[Data extracted from a collection]
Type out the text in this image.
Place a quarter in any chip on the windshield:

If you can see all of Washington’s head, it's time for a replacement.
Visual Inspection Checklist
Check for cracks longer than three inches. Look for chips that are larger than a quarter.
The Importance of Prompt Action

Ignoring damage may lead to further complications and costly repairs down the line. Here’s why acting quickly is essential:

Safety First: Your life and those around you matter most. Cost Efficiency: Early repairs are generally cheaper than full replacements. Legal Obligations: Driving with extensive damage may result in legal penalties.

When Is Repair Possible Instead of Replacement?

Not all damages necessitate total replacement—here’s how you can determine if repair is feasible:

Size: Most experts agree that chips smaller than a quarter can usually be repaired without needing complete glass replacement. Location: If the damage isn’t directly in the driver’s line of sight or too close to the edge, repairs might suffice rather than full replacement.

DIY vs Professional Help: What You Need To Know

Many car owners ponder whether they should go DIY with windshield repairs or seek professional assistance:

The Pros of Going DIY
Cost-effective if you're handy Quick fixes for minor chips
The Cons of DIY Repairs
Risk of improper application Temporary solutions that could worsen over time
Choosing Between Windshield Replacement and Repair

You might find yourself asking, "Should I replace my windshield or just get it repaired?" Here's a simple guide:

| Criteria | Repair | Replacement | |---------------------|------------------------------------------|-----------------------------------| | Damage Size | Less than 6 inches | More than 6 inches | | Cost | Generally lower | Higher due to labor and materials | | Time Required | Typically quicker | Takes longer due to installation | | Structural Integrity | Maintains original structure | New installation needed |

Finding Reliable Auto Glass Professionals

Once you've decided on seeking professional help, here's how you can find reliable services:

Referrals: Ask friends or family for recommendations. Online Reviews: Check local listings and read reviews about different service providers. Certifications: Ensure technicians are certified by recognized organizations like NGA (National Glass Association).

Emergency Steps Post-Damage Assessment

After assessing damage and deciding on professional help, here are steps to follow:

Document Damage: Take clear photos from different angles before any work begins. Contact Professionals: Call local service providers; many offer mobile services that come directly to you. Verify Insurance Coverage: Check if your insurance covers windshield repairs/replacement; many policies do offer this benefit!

*SET TASK:* Collect from the data above every line that includes "quarter".

*SOLUTION TO THIS TASK:*
Place a quarter in any chip on the windshield:
Check for cracks longer than three inches. Look for chips that are larger than a quarter.
Size: Most experts agree that chips smaller than a quarter can usually be repaired without needing complete glass replacement. Location: If the damage isn’t directly in the driver’s line of sight or too close to the edge, repairs might suffice rather than full replacement.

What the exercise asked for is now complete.